Stored data entries:
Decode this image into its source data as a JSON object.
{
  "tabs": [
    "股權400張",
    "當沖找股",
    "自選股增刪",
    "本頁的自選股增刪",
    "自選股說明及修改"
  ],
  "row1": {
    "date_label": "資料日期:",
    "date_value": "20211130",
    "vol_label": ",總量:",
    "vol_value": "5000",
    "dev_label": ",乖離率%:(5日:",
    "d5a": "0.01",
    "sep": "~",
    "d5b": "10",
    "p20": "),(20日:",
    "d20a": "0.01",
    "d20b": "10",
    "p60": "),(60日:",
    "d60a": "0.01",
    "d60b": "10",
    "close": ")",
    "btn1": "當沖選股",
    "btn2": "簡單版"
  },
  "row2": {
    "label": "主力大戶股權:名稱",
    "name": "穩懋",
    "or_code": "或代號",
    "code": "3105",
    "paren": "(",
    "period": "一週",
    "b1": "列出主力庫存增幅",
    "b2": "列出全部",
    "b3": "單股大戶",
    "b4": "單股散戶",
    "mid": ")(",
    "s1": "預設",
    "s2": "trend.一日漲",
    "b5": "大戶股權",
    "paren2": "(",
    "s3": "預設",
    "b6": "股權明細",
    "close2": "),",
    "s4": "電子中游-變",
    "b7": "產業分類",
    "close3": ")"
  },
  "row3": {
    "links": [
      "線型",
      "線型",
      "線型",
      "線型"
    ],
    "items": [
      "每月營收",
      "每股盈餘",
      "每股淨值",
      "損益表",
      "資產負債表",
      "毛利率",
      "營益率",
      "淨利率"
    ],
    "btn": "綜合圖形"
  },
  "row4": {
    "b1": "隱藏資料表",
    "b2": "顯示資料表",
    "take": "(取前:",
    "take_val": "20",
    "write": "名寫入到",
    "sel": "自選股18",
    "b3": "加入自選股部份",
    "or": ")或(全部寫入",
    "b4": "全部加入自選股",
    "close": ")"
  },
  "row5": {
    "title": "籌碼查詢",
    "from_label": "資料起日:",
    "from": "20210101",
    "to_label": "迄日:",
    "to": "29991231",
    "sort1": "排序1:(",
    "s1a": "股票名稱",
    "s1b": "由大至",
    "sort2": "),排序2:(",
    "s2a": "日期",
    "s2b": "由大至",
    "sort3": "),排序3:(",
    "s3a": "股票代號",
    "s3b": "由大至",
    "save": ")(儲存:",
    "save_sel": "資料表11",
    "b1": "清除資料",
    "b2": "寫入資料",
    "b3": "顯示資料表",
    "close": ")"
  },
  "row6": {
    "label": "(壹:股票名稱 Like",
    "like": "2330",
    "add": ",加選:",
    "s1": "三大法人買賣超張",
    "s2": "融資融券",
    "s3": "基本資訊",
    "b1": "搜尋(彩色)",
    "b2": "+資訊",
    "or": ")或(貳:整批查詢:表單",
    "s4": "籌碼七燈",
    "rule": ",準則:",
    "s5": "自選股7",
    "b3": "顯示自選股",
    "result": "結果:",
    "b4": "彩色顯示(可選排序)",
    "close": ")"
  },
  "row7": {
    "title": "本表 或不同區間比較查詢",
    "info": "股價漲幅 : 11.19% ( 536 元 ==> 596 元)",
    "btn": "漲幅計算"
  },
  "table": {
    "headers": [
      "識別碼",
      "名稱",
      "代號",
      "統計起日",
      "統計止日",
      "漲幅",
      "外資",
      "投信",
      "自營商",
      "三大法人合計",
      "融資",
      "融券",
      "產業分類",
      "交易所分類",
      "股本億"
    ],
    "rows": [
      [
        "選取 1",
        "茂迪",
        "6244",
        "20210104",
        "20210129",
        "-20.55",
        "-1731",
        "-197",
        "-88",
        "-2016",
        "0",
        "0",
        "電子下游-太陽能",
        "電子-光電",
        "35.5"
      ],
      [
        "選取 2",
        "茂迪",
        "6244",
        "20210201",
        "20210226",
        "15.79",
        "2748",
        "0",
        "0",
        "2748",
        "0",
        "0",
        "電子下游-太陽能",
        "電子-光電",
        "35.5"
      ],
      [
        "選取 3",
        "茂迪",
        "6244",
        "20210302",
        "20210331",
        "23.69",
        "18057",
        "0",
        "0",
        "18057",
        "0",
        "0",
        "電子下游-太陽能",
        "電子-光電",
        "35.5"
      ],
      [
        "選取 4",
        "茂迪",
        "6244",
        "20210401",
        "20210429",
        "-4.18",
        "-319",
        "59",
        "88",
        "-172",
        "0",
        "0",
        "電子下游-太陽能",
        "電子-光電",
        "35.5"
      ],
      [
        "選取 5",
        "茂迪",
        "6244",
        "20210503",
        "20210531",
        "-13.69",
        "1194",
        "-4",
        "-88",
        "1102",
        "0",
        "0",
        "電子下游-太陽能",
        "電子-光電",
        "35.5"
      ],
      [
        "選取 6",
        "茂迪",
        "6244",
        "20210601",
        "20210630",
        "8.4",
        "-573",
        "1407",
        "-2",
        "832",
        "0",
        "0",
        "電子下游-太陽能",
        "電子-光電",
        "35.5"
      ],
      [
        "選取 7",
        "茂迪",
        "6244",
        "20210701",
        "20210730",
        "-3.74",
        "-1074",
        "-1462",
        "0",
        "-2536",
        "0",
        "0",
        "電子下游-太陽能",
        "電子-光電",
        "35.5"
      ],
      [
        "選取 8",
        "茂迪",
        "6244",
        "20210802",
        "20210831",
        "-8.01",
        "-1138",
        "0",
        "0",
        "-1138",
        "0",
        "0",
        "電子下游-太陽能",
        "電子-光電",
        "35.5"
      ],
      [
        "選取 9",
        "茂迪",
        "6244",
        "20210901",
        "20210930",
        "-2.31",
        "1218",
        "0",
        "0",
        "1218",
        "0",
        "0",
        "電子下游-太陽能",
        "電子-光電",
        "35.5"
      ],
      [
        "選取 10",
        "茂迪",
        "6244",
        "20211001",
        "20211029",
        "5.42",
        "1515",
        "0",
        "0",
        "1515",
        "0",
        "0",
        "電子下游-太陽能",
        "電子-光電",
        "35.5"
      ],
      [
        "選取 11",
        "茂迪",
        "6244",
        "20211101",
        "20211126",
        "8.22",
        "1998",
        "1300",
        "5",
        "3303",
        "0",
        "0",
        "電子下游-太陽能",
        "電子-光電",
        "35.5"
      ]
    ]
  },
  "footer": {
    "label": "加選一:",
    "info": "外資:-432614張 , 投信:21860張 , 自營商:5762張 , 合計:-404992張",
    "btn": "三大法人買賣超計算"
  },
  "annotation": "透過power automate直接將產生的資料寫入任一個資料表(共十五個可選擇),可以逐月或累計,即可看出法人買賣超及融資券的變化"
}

--- WHAT IS REQUIRED ---
Extract every line above exactly as it stands.

--- FINAL RESULT ---
Decode this image into its source data as a JSON object.
{
  "tabs": [
    "股權400張",
    "當沖找股",
    "自選股增刪",
    "本頁的自選股增刪",
    "自選股說明及修改"
  ],
  "row1": {
    "date_label": "資料日期:",
    "date_value": "20211130",
    "vol_label": ",總量:",
    "vol_value": "5000",
    "dev_label": ",乖離率%:(5日:",
    "d5a": "0.01",
    "sep": "~",
    "d5b": "10",
    "p20": "),(20日:",
    "d20a": "0.01",
    "d20b": "10",
    "p60": "),(60日:",
    "d60a": "0.01",
    "d60b": "10",
    "close": ")",
    "btn1": "當沖選股",
    "btn2": "簡單版"
  },
  "row2": {
    "label": "主力大戶股權:名稱",
    "name": "穩懋",
    "or_code": "或代號",
    "code": "3105",
    "paren": "(",
    "period": "一週",
    "b1": "列出主力庫存增幅",
    "b2": "列出全部",
    "b3": "單股大戶",
    "b4": "單股散戶",
    "mid": ")(",
    "s1": "預設",
    "s2": "trend.一日漲",
    "b5": "大戶股權",
    "paren2": "(",
    "s3": "預設",
    "b6": "股權明細",
    "close2": "),",
    "s4": "電子中游-變",
    "b7": "產業分類",
    "close3": ")"
  },
  "row3": {
    "links": [
      "線型",
      "線型",
      "線型",
      "線型"
    ],
    "items": [
      "每月營收",
      "每股盈餘",
      "每股淨值",
      "損益表",
      "資產負債表",
      "毛利率",
      "營益率",
      "淨利率"
    ],
    "btn": "綜合圖形"
  },
  "row4": {
    "b1": "隱藏資料表",
    "b2": "顯示資料表",
    "take": "(取前:",
    "take_val": "20",
    "write": "名寫入到",
    "sel": "自選股18",
    "b3": "加入自選股部份",
    "or": ")或(全部寫入",
    "b4": "全部加入自選股",
    "close": ")"
  },
  "row5": {
    "title": "籌碼查詢",
    "from_label": "資料起日:",
    "from": "20210101",
    "to_label": "迄日:",
    "to": "29991231",
    "sort1": "排序1:(",
    "s1a": "股票名稱",
    "s1b": "由大至",
    "sort2": "),排序2:(",
    "s2a": "日期",
    "s2b": "由大至",
    "sort3": "),排序3:(",
    "s3a": "股票代號",
    "s3b": "由大至",
    "save": ")(儲存:",
    "save_sel": "資料表11",
    "b1": "清除資料",
    "b2": "寫入資料",
    "b3": "顯示資料表",
    "close": ")"
  },
  "row6": {
    "label": "(壹:股票名稱 Like",
    "like": "2330",
    "add": ",加選:",
    "s1": "三大法人買賣超張",
    "s2": "融資融券",
    "s3": "基本資訊",
    "b1": "搜尋(彩色)",
    "b2": "+資訊",
    "or": ")或(貳:整批查詢:表單",
    "s4": "籌碼七燈",
    "rule": ",準則:",
    "s5": "自選股7",
    "b3": "顯示自選股",
    "result": "結果:",
    "b4": "彩色顯示(可選排序)",
    "close": ")"
  },
  "row7": {
    "title": "本表 或不同區間比較查詢",
    "info": "股價漲幅 : 11.19% ( 536 元 ==> 596 元)",
    "btn": "漲幅計算"
  },
  "table": {
    "headers": [
      "識別碼",
      "名稱",
      "代號",
      "統計起日",
      "統計止日",
      "漲幅",
      "外資",
      "投信",
      "自營商",
      "三大法人合計",
      "融資",
      "融券",
      "產業分類",
      "交易所分類",
      "股本億"
    ],
    "rows": [
      [
        "選取 1",
        "茂迪",
        "6244",
        "20210104",
        "20210129",
        "-20.55",
        "-1731",
        "-197",
        "-88",
        "-2016",
        "0",
        "0",
        "電子下游-太陽能",
        "電子-光電",
        "35.5"
      ],
      [
        "選取 2",
        "茂迪",
        "6244",
        "20210201",
        "20210226",
        "15.79",
        "2748",
        "0",
        "0",
        "2748",
        "0",
        "0",
        "電子下游-太陽能",
        "電子-光電",
        "35.5"
      ],
      [
        "選取 3",
        "茂迪",
        "6244",
        "20210302",
        "20210331",
        "23.69",
        "18057",
        "0",
        "0",
        "18057",
        "0",
        "0",
        "電子下游-太陽能",
        "電子-光電",
        "35.5"
      ],
      [
        "選取 4",
        "茂迪",
        "6244",
        "20210401",
        "20210429",
        "-4.18",
        "-319",
        "59",
        "88",
        "-172",
        "0",
        "0",
        "電子下游-太陽能",
        "電子-光電",
        "35.5"
      ],
      [
        "選取 5",
        "茂迪",
        "6244",
        "20210503",
        "20210531",
        "-13.69",
        "1194",
        "-4",
        "-88",
        "1102",
        "0",
        "0",
        "電子下游-太陽能",
        "電子-光電",
        "35.5"
      ],
      [
        "選取 6",
        "茂迪",
        "6244",
        "20210601",
        "20210630",
        "8.4",
        "-573",
        "1407",
        "-2",
        "832",
        "0",
        "0",
        "電子下游-太陽能",
        "電子-光電",
        "35.5"
      ],
      [
        "選取 7",
        "茂迪",
        "6244",
        "20210701",
        "20210730",
        "-3.74",
        "-1074",
        "-1462",
        "0",
        "-2536",
        "0",
        "0",
        "電子下游-太陽能",
        "電子-光電",
        "35.5"
      ],
      [
        "選取 8",
        "茂迪",
        "6244",
        "20210802",
        "20210831",
        "-8.01",
        "-1138",
        "0",
        "0",
        "-1138",
        "0",
        "0",
        "電子下游-太陽能",
        "電子-光電",
        "35.5"
      ],
      [
        "選取 9",
        "茂迪",
        "6244",
        "20210901",
        "20210930",
        "-2.31",
        "1218",
        "0",
        "0",
        "1218",
        "0",
        "0",
        "電子下游-太陽能",
        "電子-光電",
        "35.5"
      ],
      [
        "選取 10",
        "茂迪",
        "6244",
        "20211001",
        "20211029",
        "5.42",
        "1515",
        "0",
        "0",
        "1515",
        "0",
        "0",
        "電子下游-太陽能",
        "電子-光電",
        "35.5"
      ],
      [
        "選取 11",
        "茂迪",
        "6244",
        "20211101",
        "20211126",
        "8.22",
        "1998",
        "1300",
        "5",
        "3303",
        "0",
        "0",
        "電子下游-太陽能",
        "電子-光電",
        "35.5"
      ]
    ]
  },
  "footer": {
    "label": "加選一:",
    "info": "外資:-432614張 , 投信:21860張 , 自營商:5762張 , 合計:-404992張",
    "btn": "三大法人買賣超計算"
  },
  "annotation": "透過power automate直接將產生的資料寫入任一個資料表(共十五個可選擇),可以逐月或累計,即可看出法人買賣超及融資券的變化"
}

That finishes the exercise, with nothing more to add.